Copy the entries below exactly. Images do not belong in the copy.

◆ **PROVIDED DATA**:
(begin)

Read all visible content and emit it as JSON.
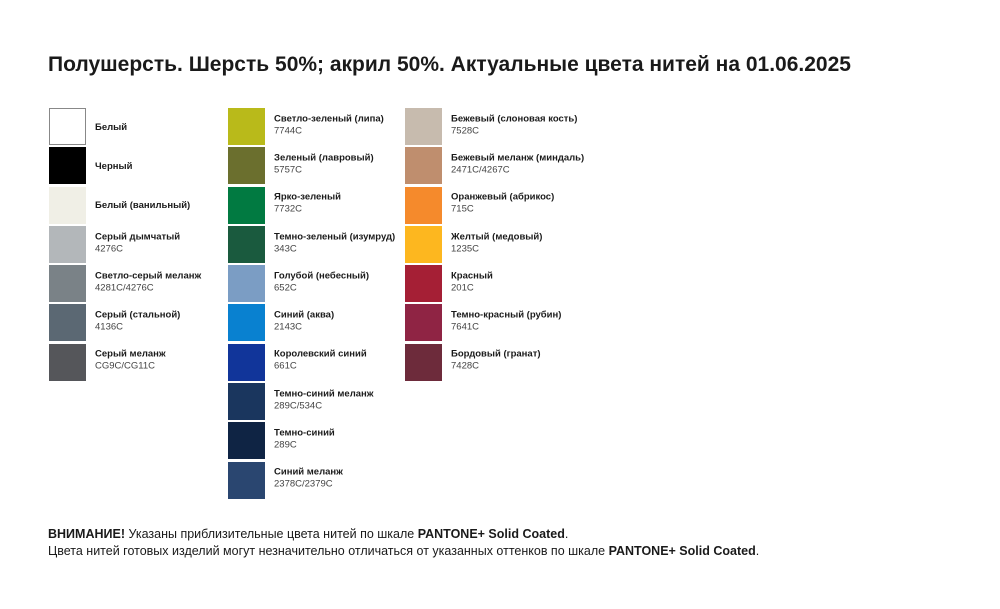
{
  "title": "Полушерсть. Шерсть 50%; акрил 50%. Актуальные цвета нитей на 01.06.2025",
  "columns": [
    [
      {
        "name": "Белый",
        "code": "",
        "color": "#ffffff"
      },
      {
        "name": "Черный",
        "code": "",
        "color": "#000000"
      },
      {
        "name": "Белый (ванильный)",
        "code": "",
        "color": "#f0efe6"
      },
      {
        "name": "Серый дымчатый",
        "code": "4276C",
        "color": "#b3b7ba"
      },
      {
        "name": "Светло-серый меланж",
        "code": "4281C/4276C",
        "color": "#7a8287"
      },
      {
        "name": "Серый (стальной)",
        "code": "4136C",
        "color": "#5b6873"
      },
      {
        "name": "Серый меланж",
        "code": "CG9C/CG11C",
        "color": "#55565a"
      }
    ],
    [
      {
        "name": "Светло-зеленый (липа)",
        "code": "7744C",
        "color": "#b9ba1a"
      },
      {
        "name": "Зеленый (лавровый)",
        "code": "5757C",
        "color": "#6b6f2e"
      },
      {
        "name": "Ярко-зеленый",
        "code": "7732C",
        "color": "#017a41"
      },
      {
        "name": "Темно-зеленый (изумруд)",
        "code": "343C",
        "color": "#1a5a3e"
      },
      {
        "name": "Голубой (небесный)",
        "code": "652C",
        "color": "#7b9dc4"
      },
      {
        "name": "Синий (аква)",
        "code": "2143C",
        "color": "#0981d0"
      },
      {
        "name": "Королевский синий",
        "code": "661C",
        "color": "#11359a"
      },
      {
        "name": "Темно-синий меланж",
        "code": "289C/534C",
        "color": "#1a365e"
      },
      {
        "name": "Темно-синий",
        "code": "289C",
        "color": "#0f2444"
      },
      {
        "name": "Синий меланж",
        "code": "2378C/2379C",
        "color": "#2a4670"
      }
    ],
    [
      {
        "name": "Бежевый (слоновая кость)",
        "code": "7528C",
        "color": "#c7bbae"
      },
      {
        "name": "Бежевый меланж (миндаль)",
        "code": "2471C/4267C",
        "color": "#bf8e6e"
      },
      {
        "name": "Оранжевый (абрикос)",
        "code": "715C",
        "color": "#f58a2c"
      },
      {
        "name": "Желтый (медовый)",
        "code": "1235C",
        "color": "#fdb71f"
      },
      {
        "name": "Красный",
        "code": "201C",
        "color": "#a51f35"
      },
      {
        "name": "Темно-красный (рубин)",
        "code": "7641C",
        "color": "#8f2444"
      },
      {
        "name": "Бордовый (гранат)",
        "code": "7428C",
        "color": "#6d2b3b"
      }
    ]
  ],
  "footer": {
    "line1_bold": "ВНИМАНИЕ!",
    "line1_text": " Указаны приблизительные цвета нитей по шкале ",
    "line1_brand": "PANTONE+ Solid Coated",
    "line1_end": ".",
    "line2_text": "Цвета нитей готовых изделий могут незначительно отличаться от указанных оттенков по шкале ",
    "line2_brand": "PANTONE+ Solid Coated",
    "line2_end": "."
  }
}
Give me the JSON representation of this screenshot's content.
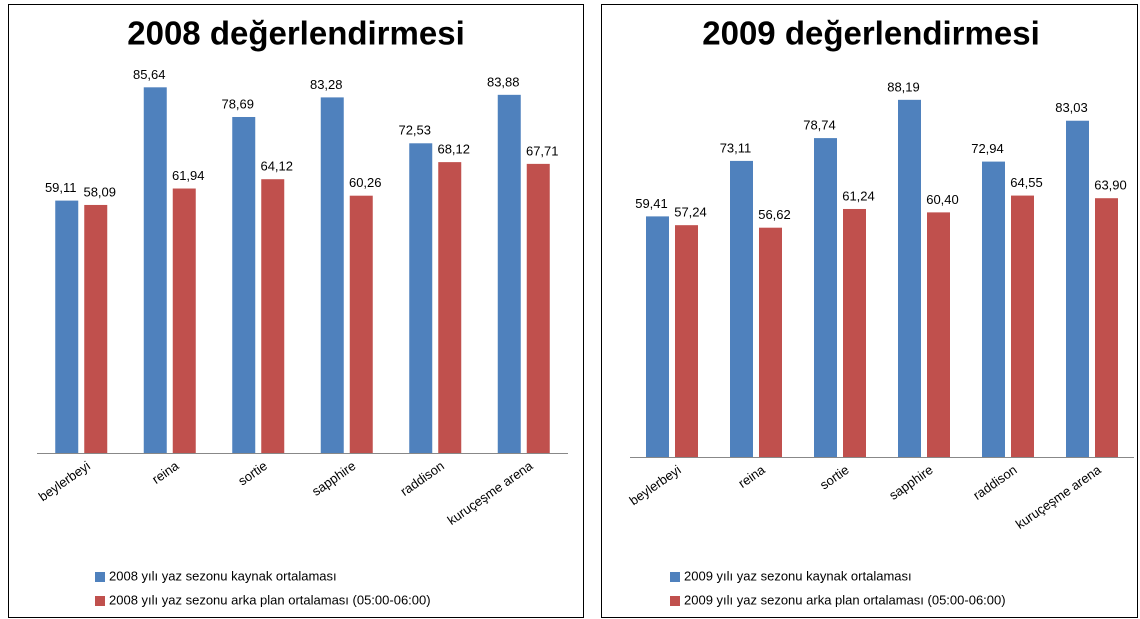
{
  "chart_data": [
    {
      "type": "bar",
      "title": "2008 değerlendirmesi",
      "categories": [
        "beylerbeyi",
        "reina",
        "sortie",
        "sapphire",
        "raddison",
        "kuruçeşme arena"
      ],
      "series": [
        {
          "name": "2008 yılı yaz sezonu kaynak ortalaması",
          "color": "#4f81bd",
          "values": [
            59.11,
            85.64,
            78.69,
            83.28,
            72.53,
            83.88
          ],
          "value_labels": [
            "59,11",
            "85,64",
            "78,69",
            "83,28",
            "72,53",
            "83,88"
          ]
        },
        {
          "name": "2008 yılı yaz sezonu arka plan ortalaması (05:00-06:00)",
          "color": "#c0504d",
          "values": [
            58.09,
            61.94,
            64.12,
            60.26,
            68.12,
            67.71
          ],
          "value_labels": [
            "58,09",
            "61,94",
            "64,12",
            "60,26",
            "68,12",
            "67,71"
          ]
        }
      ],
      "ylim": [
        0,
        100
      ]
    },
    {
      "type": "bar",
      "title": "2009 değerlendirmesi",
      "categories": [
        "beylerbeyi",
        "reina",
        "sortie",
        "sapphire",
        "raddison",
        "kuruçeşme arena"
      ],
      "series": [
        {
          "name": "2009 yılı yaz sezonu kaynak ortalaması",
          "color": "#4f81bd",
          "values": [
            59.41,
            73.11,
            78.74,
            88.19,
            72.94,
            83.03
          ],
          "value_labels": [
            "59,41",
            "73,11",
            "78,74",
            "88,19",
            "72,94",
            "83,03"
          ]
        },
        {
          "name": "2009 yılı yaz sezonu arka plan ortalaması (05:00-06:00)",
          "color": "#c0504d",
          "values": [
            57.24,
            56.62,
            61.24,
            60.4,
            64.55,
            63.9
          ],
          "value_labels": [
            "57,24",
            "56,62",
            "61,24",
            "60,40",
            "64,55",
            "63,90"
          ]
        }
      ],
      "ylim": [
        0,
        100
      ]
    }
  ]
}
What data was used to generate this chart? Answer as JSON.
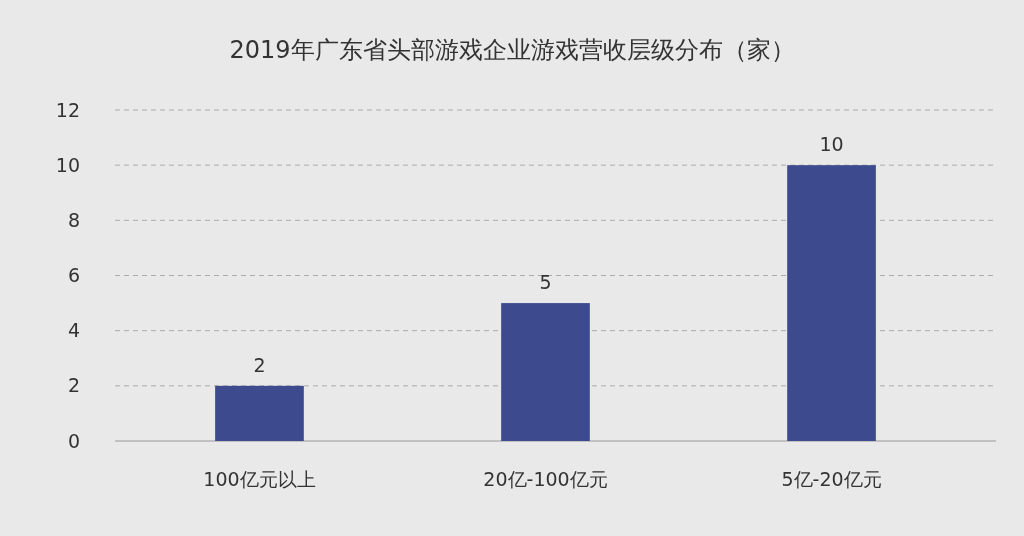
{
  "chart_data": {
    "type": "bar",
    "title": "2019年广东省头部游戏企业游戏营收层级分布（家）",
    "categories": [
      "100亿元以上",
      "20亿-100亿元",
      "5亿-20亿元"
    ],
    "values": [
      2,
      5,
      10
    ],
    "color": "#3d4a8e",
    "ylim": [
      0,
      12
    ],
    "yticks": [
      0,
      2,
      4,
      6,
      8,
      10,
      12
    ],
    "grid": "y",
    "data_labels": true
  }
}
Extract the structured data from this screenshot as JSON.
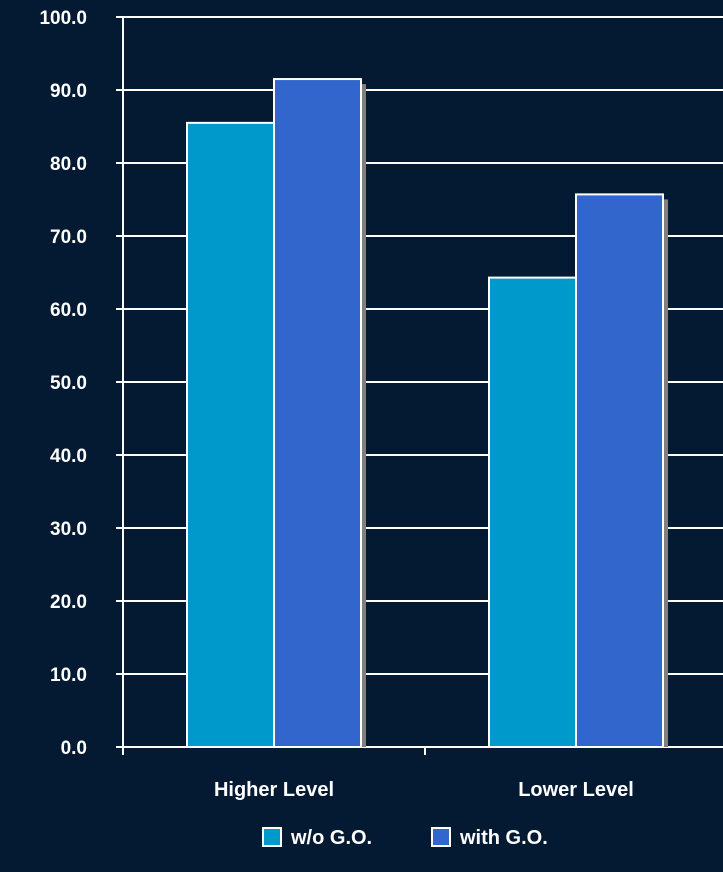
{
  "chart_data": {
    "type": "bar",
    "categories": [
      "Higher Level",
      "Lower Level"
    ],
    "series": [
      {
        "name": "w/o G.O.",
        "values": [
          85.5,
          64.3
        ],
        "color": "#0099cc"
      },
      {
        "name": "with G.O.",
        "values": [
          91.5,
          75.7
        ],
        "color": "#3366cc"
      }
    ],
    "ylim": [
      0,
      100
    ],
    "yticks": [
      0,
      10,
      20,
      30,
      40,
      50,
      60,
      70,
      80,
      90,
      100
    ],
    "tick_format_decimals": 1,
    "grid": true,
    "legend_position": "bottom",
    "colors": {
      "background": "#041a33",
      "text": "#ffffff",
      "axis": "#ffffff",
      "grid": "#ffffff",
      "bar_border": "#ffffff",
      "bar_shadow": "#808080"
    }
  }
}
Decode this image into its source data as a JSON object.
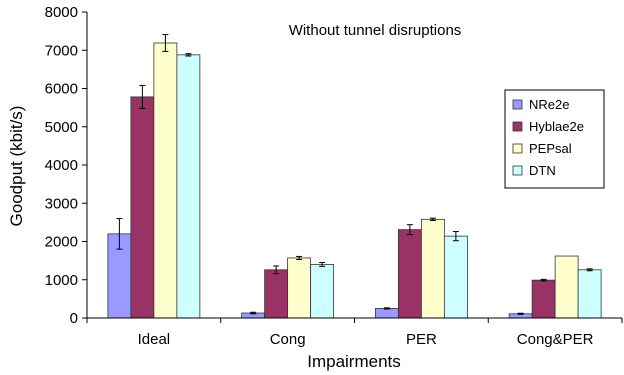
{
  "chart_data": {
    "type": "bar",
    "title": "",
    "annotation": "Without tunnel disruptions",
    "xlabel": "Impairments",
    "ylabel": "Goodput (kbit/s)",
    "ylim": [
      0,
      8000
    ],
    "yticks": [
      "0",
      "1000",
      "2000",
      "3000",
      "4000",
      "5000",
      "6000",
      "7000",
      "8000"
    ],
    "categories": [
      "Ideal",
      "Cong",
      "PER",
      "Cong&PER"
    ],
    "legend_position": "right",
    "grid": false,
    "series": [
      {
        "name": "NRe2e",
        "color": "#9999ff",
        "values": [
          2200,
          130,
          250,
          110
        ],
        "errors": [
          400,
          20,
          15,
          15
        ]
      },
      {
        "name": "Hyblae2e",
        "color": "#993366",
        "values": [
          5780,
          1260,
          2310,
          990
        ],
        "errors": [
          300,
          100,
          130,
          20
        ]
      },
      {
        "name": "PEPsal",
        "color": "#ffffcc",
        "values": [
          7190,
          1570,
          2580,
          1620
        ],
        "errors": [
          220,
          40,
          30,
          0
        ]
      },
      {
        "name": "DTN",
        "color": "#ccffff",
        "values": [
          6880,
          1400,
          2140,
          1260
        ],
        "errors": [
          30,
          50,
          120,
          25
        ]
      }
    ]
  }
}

(end)

◆ **ANSWER FOR THE TASK**:
Read all visible content and emit it as JSON.
{
  "title": "Полушерсть. Шерсть 50%; акрил 50%. Актуальные цвета нитей на 01.06.2025",
  "columns": [
    [
      {
        "name": "Белый",
        "code": "",
        "color": "#ffffff"
      },
      {
        "name": "Черный",
        "code": "",
        "color": "#000000"
      },
      {
        "name": "Белый (ванильный)",
        "code": "",
        "color": "#f0efe6"
      },
      {
        "name": "Серый дымчатый",
        "code": "4276C",
        "color": "#b3b7ba"
      },
      {
        "name": "Светло-серый меланж",
        "code": "4281C/4276C",
        "color": "#7a8287"
      },
      {
        "name": "Серый (стальной)",
        "code": "4136C",
        "color": "#5b6873"
      },
      {
        "name": "Серый меланж",
        "code": "CG9C/CG11C",
        "color": "#55565a"
      }
    ],
    [
      {
        "name": "Светло-зеленый (липа)",
        "code": "7744C",
        "color": "#b9ba1a"
      },
      {
        "name": "Зеленый (лавровый)",
        "code": "5757C",
        "color": "#6b6f2e"
      },
      {
        "name": "Ярко-зеленый",
        "code": "7732C",
        "color": "#017a41"
      },
      {
        "name": "Темно-зеленый (изумруд)",
        "code": "343C",
        "color": "#1a5a3e"
      },
      {
        "name": "Голубой (небесный)",
        "code": "652C",
        "color": "#7b9dc4"
      },
      {
        "name": "Синий (аква)",
        "code": "2143C",
        "color": "#0981d0"
      },
      {
        "name": "Королевский синий",
        "code": "661C",
        "color": "#11359a"
      },
      {
        "name": "Темно-синий меланж",
        "code": "289C/534C",
        "color": "#1a365e"
      },
      {
        "name": "Темно-синий",
        "code": "289C",
        "color": "#0f2444"
      },
      {
        "name": "Синий меланж",
        "code": "2378C/2379C",
        "color": "#2a4670"
      }
    ],
    [
      {
        "name": "Бежевый (слоновая кость)",
        "code": "7528C",
        "color": "#c7bbae"
      },
      {
        "name": "Бежевый меланж (миндаль)",
        "code": "2471C/4267C",
        "color": "#bf8e6e"
      },
      {
        "name": "Оранжевый (абрикос)",
        "code": "715C",
        "color": "#f58a2c"
      },
      {
        "name": "Желтый (медовый)",
        "code": "1235C",
        "color": "#fdb71f"
      },
      {
        "name": "Красный",
        "code": "201C",
        "color": "#a51f35"
      },
      {
        "name": "Темно-красный (рубин)",
        "code": "7641C",
        "color": "#8f2444"
      },
      {
        "name": "Бордовый (гранат)",
        "code": "7428C",
        "color": "#6d2b3b"
      }
    ]
  ],
  "footer": {
    "line1_bold": "ВНИМАНИЕ!",
    "line1_text": " Указаны приблизительные цвета нитей по шкале ",
    "line1_brand": "PANTONE+ Solid Coated",
    "line1_end": ".",
    "line2_text": "Цвета нитей готовых изделий могут незначительно отличаться от указанных оттенков по шкале ",
    "line2_brand": "PANTONE+ Solid Coated",
    "line2_end": "."
  }
}
Give me the JSON representation of this screenshot's content.
{
  "chart_data": [
    {
      "type": "bar",
      "title": "2008 değerlendirmesi",
      "categories": [
        "beylerbeyi",
        "reina",
        "sortie",
        "sapphire",
        "raddison",
        "kuruçeşme arena"
      ],
      "series": [
        {
          "name": "2008 yılı yaz sezonu kaynak ortalaması",
          "color": "#4f81bd",
          "values": [
            59.11,
            85.64,
            78.69,
            83.28,
            72.53,
            83.88
          ],
          "value_labels": [
            "59,11",
            "85,64",
            "78,69",
            "83,28",
            "72,53",
            "83,88"
          ]
        },
        {
          "name": "2008 yılı yaz sezonu arka plan ortalaması (05:00-06:00)",
          "color": "#c0504d",
          "values": [
            58.09,
            61.94,
            64.12,
            60.26,
            68.12,
            67.71
          ],
          "value_labels": [
            "58,09",
            "61,94",
            "64,12",
            "60,26",
            "68,12",
            "67,71"
          ]
        }
      ],
      "ylim": [
        0,
        100
      ]
    },
    {
      "type": "bar",
      "title": "2009 değerlendirmesi",
      "categories": [
        "beylerbeyi",
        "reina",
        "sortie",
        "sapphire",
        "raddison",
        "kuruçeşme arena"
      ],
      "series": [
        {
          "name": "2009 yılı yaz sezonu kaynak ortalaması",
          "color": "#4f81bd",
          "values": [
            59.41,
            73.11,
            78.74,
            88.19,
            72.94,
            83.03
          ],
          "value_labels": [
            "59,41",
            "73,11",
            "78,74",
            "88,19",
            "72,94",
            "83,03"
          ]
        },
        {
          "name": "2009 yılı yaz sezonu arka plan ortalaması (05:00-06:00)",
          "color": "#c0504d",
          "values": [
            57.24,
            56.62,
            61.24,
            60.4,
            64.55,
            63.9
          ],
          "value_labels": [
            "57,24",
            "56,62",
            "61,24",
            "60,40",
            "64,55",
            "63,90"
          ]
        }
      ],
      "ylim": [
        0,
        100
      ]
    }
  ]
}
What data was used to generate this chart? Answer as JSON.
{
  "chart_data": {
    "type": "bar",
    "title": "2019年广东省头部游戏企业游戏营收层级分布（家）",
    "categories": [
      "100亿元以上",
      "20亿-100亿元",
      "5亿-20亿元"
    ],
    "values": [
      2,
      5,
      10
    ],
    "color": "#3d4a8e",
    "ylim": [
      0,
      12
    ],
    "yticks": [
      0,
      2,
      4,
      6,
      8,
      10,
      12
    ],
    "grid": "y",
    "data_labels": true
  }
}
Extract the structured data from this screenshot as JSON.
{
  "chart_data": {
    "type": "bar",
    "categories": [
      "Higher Level",
      "Lower Level"
    ],
    "series": [
      {
        "name": "w/o G.O.",
        "values": [
          85.5,
          64.3
        ],
        "color": "#0099cc"
      },
      {
        "name": "with G.O.",
        "values": [
          91.5,
          75.7
        ],
        "color": "#3366cc"
      }
    ],
    "ylim": [
      0,
      100
    ],
    "yticks": [
      0,
      10,
      20,
      30,
      40,
      50,
      60,
      70,
      80,
      90,
      100
    ],
    "tick_format_decimals": 1,
    "grid": true,
    "legend_position": "bottom",
    "colors": {
      "background": "#041a33",
      "text": "#ffffff",
      "axis": "#ffffff",
      "grid": "#ffffff",
      "bar_border": "#ffffff",
      "bar_shadow": "#808080"
    }
  }
}
Decode this image into its source data as a JSON object.
{
  "chart_data": {
    "type": "bar",
    "title": "",
    "annotation": "Without tunnel disruptions",
    "xlabel": "Impairments",
    "ylabel": "Goodput (kbit/s)",
    "ylim": [
      0,
      8000
    ],
    "yticks": [
      "0",
      "1000",
      "2000",
      "3000",
      "4000",
      "5000",
      "6000",
      "7000",
      "8000"
    ],
    "categories": [
      "Ideal",
      "Cong",
      "PER",
      "Cong&PER"
    ],
    "legend_position": "right",
    "grid": false,
    "series": [
      {
        "name": "NRe2e",
        "color": "#9999ff",
        "values": [
          2200,
          130,
          250,
          110
        ],
        "errors": [
          400,
          20,
          15,
          15
        ]
      },
      {
        "name": "Hyblae2e",
        "color": "#993366",
        "values": [
          5780,
          1260,
          2310,
          990
        ],
        "errors": [
          300,
          100,
          130,
          20
        ]
      },
      {
        "name": "PEPsal",
        "color": "#ffffcc",
        "values": [
          7190,
          1570,
          2580,
          1620
        ],
        "errors": [
          220,
          40,
          30,
          0
        ]
      },
      {
        "name": "DTN",
        "color": "#ccffff",
        "values": [
          6880,
          1400,
          2140,
          1260
        ],
        "errors": [
          30,
          50,
          120,
          25
        ]
      }
    ]
  }
}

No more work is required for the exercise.